Find the lines below that contain the string "document". Copy each one.

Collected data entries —
○ ○ ○ ○ ○
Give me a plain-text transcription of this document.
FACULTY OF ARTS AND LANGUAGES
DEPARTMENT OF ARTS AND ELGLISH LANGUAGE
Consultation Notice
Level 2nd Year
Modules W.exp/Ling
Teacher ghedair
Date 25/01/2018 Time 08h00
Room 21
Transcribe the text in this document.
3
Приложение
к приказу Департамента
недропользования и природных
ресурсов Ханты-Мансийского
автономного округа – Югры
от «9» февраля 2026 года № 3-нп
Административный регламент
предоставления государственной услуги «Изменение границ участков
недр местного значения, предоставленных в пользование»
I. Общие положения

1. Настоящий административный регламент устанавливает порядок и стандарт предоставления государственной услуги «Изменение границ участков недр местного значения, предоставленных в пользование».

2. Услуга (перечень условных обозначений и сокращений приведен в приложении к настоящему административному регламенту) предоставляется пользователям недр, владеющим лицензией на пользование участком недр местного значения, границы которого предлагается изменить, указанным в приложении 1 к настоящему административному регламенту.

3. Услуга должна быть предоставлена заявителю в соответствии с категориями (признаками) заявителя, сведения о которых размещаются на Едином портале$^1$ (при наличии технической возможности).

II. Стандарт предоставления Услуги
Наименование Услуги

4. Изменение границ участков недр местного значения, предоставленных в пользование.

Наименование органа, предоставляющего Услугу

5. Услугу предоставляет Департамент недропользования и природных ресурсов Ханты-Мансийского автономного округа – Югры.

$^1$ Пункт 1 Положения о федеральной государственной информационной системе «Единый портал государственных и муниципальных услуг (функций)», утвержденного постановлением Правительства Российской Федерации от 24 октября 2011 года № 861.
○ ○ ○ ○ ○
Answer to the problem —
Give me a plain-text transcription of this document.
Transcribe the text in this document.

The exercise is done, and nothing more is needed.